■ GIVEN ENTRIES ■
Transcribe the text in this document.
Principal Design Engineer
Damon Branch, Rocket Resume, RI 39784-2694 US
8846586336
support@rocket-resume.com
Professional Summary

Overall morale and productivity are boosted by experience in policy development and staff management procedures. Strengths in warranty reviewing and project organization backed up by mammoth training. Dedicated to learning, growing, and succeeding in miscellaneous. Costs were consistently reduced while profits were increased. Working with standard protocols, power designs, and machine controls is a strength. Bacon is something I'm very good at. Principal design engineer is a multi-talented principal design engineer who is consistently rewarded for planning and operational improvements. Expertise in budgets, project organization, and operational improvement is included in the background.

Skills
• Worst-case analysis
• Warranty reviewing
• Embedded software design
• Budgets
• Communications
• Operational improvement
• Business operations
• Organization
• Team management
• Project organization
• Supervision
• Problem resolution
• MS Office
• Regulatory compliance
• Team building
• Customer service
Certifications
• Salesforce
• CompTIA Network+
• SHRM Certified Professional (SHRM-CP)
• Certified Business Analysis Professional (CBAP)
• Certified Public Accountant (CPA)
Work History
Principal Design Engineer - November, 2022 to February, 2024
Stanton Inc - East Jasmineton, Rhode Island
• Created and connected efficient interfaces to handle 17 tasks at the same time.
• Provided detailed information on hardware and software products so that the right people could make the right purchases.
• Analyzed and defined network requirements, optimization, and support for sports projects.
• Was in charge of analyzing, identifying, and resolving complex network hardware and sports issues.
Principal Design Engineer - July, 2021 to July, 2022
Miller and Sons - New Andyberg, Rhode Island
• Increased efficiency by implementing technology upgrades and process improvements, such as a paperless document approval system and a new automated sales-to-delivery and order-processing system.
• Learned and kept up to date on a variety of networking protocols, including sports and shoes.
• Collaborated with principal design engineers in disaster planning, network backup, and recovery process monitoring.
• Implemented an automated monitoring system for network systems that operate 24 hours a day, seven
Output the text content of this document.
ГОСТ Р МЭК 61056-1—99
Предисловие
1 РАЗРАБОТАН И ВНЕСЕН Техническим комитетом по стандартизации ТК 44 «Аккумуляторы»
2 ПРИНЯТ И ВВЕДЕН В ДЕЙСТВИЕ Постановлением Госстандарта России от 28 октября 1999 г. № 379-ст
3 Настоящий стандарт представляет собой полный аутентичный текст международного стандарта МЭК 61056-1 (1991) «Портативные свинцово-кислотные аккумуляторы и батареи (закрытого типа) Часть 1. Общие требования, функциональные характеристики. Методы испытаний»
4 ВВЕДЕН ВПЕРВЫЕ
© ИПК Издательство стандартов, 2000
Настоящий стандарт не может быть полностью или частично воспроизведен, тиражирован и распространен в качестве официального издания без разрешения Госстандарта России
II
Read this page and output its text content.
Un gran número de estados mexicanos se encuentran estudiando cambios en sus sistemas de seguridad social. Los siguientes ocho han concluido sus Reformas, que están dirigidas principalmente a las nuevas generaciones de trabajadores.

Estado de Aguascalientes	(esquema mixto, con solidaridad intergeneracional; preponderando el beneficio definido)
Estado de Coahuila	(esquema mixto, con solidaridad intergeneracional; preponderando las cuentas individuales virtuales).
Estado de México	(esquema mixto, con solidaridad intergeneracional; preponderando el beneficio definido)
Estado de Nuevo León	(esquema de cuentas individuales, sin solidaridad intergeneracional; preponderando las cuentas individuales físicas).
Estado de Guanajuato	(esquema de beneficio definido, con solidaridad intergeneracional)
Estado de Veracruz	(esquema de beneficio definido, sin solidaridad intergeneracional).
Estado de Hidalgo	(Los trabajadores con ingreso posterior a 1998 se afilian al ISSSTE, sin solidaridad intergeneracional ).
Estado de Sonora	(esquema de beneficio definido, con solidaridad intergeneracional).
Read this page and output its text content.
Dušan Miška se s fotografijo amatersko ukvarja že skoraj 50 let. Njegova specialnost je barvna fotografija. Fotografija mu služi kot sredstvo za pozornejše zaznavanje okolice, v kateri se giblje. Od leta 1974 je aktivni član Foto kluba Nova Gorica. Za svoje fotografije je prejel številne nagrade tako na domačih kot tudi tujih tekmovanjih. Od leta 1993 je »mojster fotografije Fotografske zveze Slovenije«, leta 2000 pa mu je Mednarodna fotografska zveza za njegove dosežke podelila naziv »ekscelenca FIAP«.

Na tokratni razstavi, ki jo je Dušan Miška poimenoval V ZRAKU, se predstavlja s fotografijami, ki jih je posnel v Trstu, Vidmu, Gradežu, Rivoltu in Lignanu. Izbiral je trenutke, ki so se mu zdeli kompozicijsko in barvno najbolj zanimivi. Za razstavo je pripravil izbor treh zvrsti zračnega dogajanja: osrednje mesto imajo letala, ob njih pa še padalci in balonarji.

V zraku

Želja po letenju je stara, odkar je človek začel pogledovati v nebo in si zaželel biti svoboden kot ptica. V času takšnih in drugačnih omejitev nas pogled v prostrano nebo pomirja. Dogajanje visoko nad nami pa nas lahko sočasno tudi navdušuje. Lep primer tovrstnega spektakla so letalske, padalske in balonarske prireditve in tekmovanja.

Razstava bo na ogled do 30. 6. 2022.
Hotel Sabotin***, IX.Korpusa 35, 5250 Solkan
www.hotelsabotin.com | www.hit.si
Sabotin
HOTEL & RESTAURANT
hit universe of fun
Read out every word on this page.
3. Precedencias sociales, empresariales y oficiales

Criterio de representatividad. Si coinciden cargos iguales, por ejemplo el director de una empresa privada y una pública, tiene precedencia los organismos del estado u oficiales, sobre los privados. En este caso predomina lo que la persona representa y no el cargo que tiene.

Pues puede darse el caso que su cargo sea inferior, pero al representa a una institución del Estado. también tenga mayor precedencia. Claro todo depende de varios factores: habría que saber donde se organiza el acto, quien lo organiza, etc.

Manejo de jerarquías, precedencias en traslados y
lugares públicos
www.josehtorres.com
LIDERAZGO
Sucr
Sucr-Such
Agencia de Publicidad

■ SET TASK ■
Show the lines of the data that hold the word "hardware".

■ EXERCISE ANSWER ■
• Provided detailed information on hardware and software products so that the right people could make the right purchases.
• Was in charge of analyzing, identifying, and resolving complex network hardware and sports issues.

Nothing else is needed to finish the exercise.